● **Problem details**
Find each line holding "Zeevogels" and copy it out.

● **Given records**
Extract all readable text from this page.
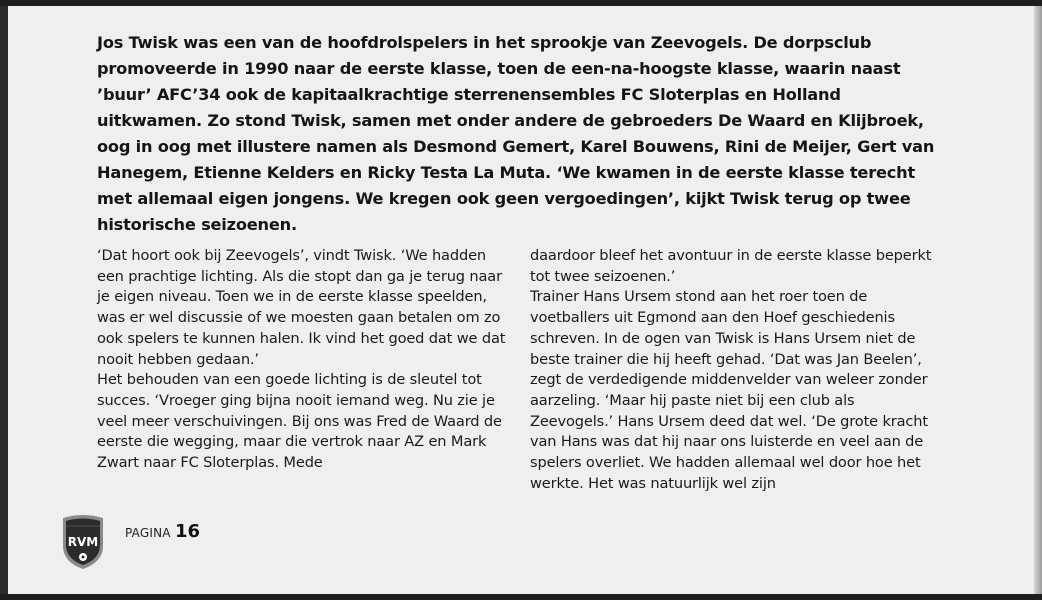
Jos Twisk was een van de hoofdrolspelers in het sprookje van Zeevogels. De dorpsclub promoveerde in 1990 naar de eerste klasse, toen de een-na-hoogste klasse, waarin naast ’buur’ AFC’34 ook de kapitaalkrachtige sterrenensembles FC Sloterplas en Holland uitkwamen. Zo stond Twisk, samen met onder andere de gebroeders De Waard en Klijbroek, oog in oog met illustere namen als Desmond Gemert, Karel Bouwens, Rini de Meijer, Gert van Hanegem, Etienne Kelders en Ricky Testa La Muta. ‘We kwamen in de eerste klasse terecht met allemaal eigen jongens. We kregen ook geen vergoedingen’, kijkt Twisk terug op twee historische seizoenen.

‘Dat hoort ook bij Zeevogels’, vindt Twisk. ‘We hadden een prachtige lichting. Als die stopt dan ga je terug naar je eigen niveau. Toen we in de eerste klasse speelden, was er wel discussie of we moesten gaan betalen om zo ook spelers te kunnen halen. Ik vind het goed dat we dat nooit hebben gedaan.’

Het behouden van een goede lichting is de sleutel tot succes. ‘Vroeger ging bijna nooit iemand weg. Nu zie je veel meer verschuivingen. Bij ons was Fred de Waard de eerste die wegging, maar die vertrok naar AZ en Mark Zwart naar FC Sloterplas. Mede

daardoor bleef het avontuur in de eerste klasse beperkt tot twee seizoenen.’

Trainer Hans Ursem stond aan het roer toen de voetballers uit Egmond aan den Hoef geschiedenis schreven. In de ogen van Twisk is Hans Ursem niet de beste trainer die hij heeft gehad. ‘Dat was Jan Beelen’, zegt de verdedigende middenvelder van weleer zonder aarzeling. ‘Maar hij paste niet bij een club als Zeevogels.’ Hans Ursem deed dat wel. ‘De grote kracht van Hans was dat hij naar ons luisterde en veel aan de spelers overliet. We hadden allemaal wel door hoe het werkte. Het was natuurlijk wel zijn

RVM
PAGINA 16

● **Correct answer**
Jos Twisk was een van de hoofdrolspelers in het sprookje van Zeevogels. De dorpsclub promoveerde in 1990 naar de eerste klasse, toen de een-na-hoogste klasse, waarin naast ’buur’ AFC’34 ook de kapitaalkrachtige sterrenensembles FC Sloterplas en Holland uitkwamen. Zo stond Twisk, samen met onder andere de gebroeders De Waard en Klijbroek, oog in oog met illustere namen als Desmond Gemert, Karel Bouwens, Rini de Meijer, Gert van Hanegem, Etienne Kelders en Ricky Testa La Muta. ‘We kwamen in de eerste klasse terecht met allemaal eigen jongens. We kregen ook geen vergoedingen’, kijkt Twisk terug op twee historische seizoenen.
‘Dat hoort ook bij Zeevogels’, vindt Twisk. ‘We hadden een prachtige lichting. Als die stopt dan ga je terug naar je eigen niveau. Toen we in de eerste klasse speelden, was er wel discussie of we moesten gaan betalen om zo ook spelers te kunnen halen. Ik vind het goed dat we dat nooit hebben gedaan.’
Trainer Hans Ursem stond aan het roer toen de voetballers uit Egmond aan den Hoef geschiedenis schreven. In de ogen van Twisk is Hans Ursem niet de beste trainer die hij heeft gehad. ‘Dat was Jan Beelen’, zegt de verdedigende middenvelder van weleer zonder aarzeling. ‘Maar hij paste niet bij een club als Zeevogels.’ Hans Ursem deed dat wel. ‘De grote kracht van Hans was dat hij naar ons luisterde en veel aan de spelers overliet. We hadden allemaal wel door hoe het werkte. Het was natuurlijk wel zijn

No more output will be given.